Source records

________

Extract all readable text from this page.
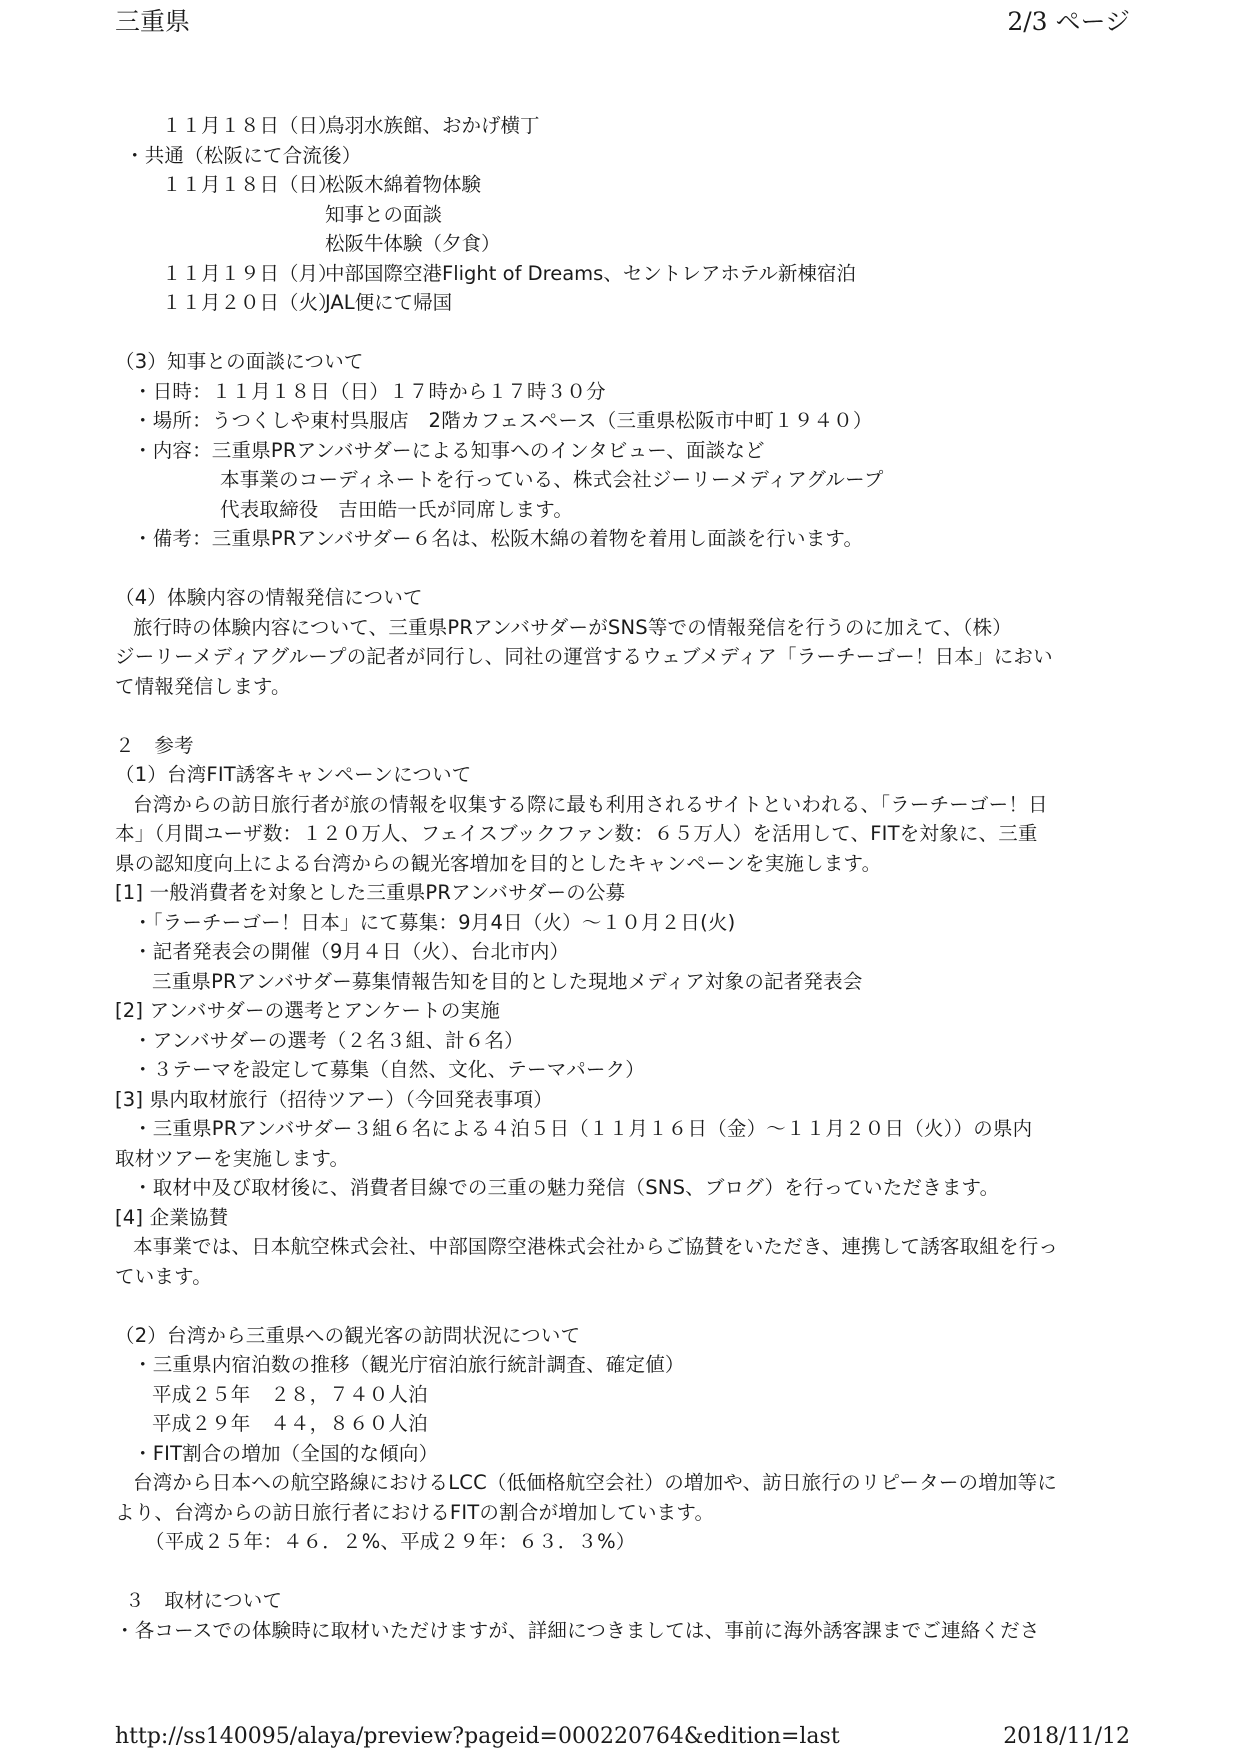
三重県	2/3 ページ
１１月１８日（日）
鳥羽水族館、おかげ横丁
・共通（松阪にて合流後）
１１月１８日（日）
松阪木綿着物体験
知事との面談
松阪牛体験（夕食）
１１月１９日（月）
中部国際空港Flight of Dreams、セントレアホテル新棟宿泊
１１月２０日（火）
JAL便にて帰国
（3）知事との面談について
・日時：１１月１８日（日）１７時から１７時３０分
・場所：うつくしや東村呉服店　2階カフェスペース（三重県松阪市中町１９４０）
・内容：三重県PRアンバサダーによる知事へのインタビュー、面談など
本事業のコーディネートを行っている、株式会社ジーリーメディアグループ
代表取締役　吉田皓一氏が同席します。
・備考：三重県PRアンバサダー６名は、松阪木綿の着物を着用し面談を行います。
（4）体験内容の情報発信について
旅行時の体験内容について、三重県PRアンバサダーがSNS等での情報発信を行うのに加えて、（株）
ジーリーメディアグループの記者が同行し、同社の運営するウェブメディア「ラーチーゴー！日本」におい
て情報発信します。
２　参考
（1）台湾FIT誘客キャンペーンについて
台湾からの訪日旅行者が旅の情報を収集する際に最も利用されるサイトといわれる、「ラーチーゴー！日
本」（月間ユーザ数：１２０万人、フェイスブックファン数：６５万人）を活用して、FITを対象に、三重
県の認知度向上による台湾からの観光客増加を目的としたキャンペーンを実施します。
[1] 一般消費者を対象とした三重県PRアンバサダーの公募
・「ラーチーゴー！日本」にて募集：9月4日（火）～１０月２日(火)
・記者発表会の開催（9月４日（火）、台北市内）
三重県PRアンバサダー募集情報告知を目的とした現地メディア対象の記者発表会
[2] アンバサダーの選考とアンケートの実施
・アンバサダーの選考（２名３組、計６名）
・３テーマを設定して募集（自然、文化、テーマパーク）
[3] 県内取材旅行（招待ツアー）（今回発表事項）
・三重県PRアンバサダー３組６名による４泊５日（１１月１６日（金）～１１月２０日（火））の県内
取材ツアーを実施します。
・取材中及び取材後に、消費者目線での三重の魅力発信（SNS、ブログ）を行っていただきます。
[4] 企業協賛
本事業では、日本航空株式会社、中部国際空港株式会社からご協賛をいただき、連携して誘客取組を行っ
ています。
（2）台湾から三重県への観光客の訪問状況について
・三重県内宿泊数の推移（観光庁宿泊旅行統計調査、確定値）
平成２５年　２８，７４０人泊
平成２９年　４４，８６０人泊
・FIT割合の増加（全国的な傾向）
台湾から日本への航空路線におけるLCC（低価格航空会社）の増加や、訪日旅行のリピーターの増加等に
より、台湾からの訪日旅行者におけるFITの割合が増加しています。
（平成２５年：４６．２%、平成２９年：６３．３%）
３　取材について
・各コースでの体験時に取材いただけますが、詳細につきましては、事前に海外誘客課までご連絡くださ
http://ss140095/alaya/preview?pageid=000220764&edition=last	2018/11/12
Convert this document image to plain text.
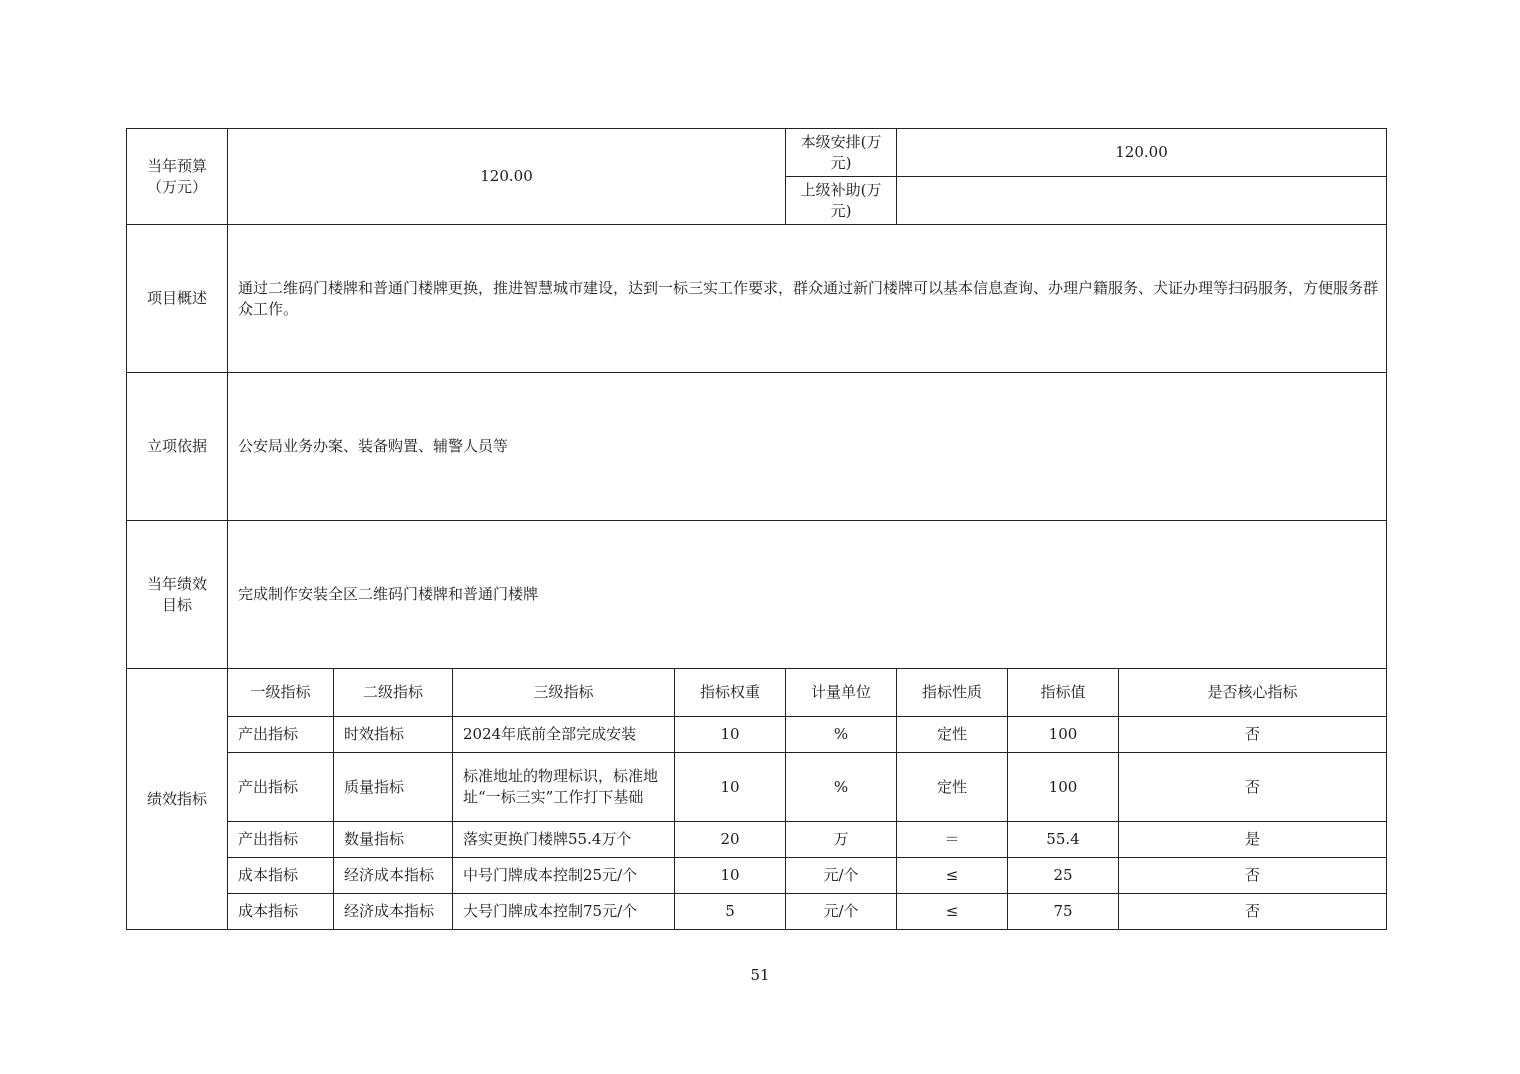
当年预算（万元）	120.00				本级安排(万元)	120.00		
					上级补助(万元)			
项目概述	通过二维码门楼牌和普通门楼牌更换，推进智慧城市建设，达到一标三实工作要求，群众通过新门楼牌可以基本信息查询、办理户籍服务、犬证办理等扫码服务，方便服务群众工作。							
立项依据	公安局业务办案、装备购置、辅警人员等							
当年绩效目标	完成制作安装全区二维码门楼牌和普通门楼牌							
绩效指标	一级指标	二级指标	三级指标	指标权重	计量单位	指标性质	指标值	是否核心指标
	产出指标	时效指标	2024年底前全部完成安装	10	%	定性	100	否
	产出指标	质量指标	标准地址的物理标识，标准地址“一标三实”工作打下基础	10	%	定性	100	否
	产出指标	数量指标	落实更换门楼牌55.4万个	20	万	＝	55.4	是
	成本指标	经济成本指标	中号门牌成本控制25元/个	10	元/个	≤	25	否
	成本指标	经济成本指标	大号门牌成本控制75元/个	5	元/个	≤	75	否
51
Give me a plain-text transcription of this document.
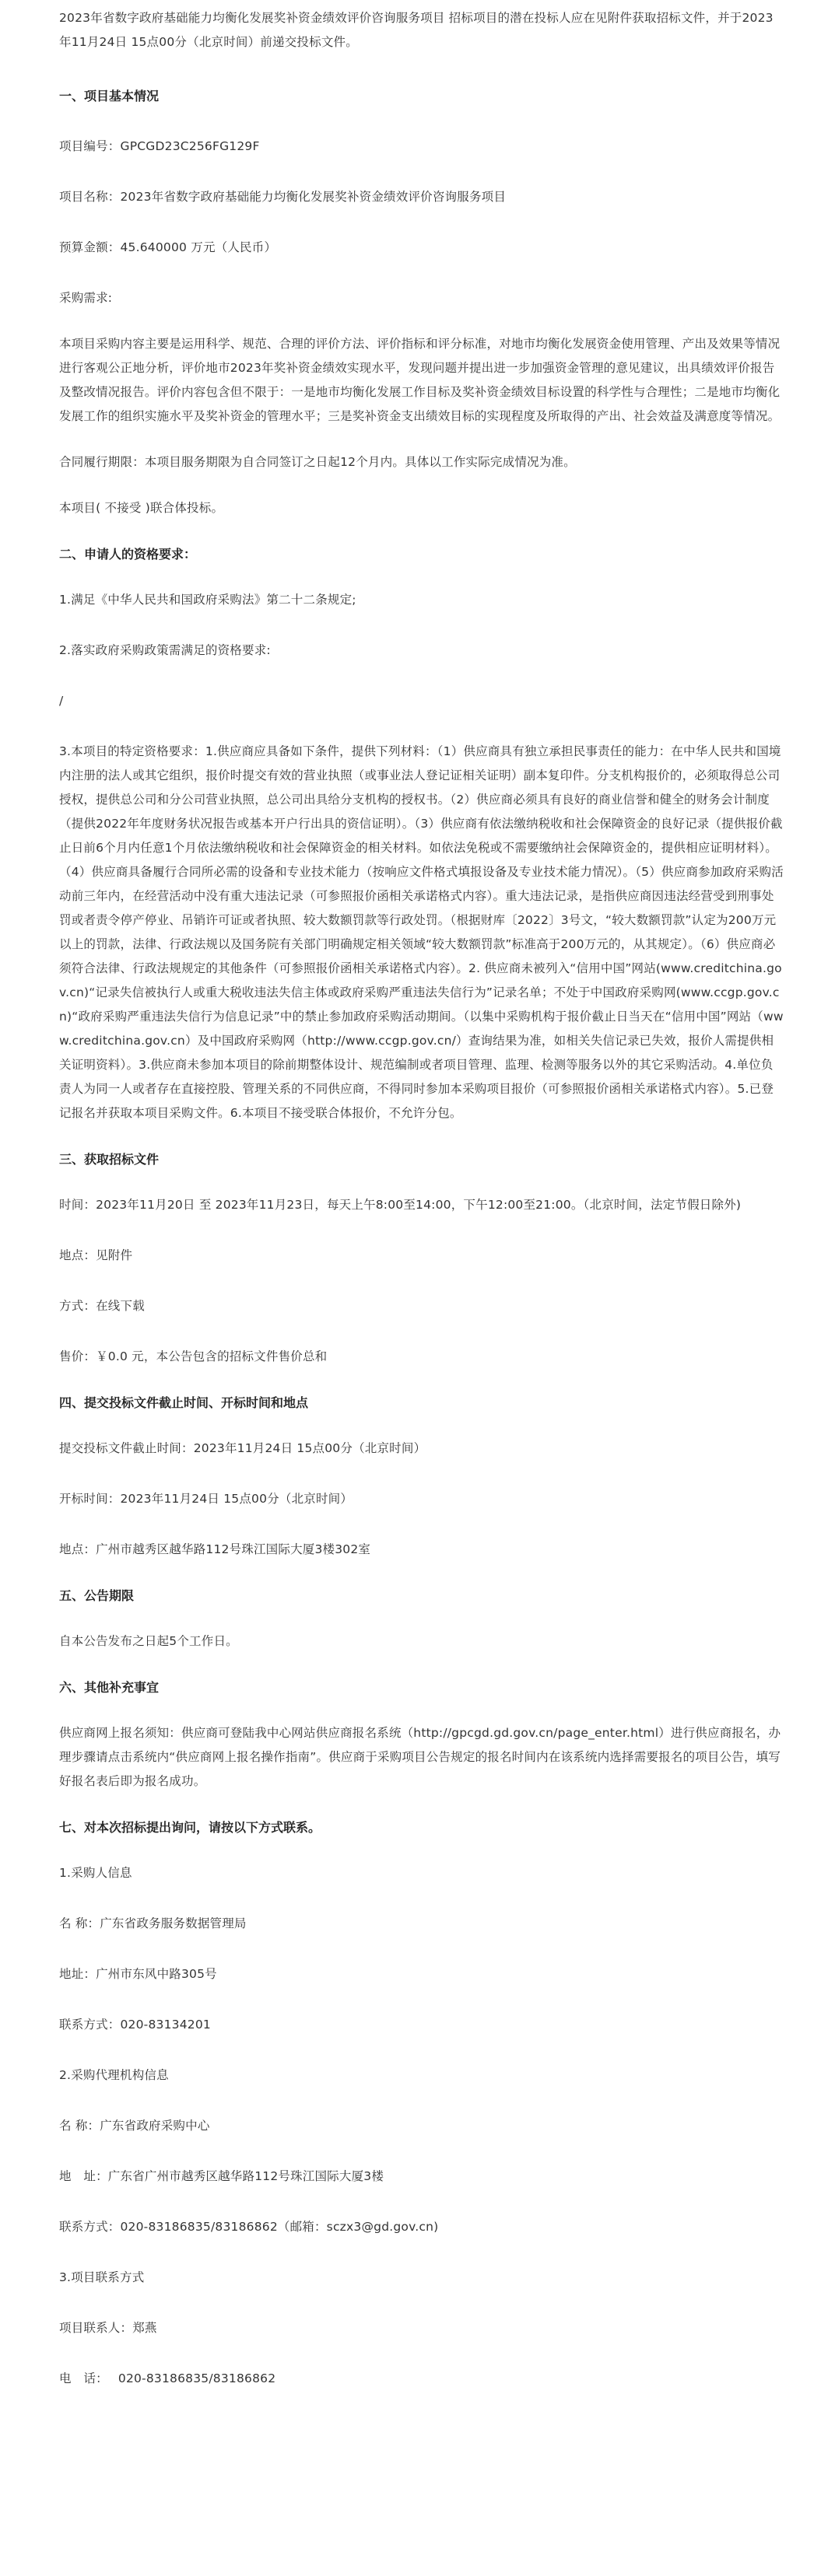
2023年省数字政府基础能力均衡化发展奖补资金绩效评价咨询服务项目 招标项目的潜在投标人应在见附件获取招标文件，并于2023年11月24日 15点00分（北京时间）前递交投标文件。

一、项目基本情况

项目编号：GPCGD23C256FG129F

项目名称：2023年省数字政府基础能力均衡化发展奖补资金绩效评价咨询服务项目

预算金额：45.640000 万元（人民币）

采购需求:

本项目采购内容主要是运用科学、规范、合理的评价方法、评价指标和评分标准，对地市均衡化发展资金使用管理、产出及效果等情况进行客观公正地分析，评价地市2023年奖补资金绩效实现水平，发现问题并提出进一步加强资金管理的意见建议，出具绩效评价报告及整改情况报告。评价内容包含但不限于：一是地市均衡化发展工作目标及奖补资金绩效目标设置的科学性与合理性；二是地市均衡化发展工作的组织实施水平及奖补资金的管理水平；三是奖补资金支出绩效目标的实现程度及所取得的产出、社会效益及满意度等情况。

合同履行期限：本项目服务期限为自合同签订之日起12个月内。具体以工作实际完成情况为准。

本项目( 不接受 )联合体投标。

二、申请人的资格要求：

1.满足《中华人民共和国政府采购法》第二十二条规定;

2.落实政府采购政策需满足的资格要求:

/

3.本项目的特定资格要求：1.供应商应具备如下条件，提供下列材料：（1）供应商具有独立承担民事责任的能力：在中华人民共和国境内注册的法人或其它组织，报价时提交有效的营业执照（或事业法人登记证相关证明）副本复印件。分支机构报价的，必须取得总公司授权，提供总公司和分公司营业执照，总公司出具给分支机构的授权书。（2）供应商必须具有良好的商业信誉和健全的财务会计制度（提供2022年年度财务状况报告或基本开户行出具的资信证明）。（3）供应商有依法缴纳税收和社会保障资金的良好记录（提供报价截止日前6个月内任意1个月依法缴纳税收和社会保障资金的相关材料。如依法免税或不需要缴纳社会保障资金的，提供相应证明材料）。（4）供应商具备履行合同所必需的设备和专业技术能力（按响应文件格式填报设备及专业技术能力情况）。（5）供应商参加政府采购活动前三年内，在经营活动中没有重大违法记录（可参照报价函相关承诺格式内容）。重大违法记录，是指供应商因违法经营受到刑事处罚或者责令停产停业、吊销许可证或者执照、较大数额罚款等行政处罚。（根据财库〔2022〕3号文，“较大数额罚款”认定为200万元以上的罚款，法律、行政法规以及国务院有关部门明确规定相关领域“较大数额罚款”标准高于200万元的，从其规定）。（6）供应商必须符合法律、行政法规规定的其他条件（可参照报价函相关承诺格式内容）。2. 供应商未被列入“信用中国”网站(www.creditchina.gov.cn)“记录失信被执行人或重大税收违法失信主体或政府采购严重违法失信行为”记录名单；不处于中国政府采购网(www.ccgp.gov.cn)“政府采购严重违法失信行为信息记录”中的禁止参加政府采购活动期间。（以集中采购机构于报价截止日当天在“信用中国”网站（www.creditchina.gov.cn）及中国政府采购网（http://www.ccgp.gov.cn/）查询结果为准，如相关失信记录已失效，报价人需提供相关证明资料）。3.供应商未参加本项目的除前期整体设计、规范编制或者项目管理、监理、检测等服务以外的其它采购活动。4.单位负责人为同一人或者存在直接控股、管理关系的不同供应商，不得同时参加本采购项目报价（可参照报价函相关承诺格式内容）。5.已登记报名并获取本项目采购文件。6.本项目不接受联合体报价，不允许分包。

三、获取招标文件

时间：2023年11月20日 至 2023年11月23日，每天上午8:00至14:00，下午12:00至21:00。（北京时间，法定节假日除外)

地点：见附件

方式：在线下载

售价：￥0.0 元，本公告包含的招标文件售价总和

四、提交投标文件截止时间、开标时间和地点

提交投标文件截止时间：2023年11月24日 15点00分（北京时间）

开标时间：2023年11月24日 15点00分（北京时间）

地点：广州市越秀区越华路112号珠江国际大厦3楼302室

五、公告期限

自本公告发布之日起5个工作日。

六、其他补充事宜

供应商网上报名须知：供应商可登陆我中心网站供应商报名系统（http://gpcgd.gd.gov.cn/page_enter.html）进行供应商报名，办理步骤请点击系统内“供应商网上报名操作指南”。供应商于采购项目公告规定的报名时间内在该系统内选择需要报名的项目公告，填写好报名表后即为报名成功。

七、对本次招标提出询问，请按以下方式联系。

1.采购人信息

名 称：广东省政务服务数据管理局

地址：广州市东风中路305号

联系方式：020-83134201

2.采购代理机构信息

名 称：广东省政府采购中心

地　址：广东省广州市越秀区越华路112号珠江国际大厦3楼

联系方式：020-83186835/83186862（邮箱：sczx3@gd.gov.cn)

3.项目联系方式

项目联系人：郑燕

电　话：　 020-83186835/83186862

________

Short task
List the lines that contain the word "text".

The response
Extract all readable text from this page.
Convert this document image to plain text.
Give me a plain-text transcription of this document.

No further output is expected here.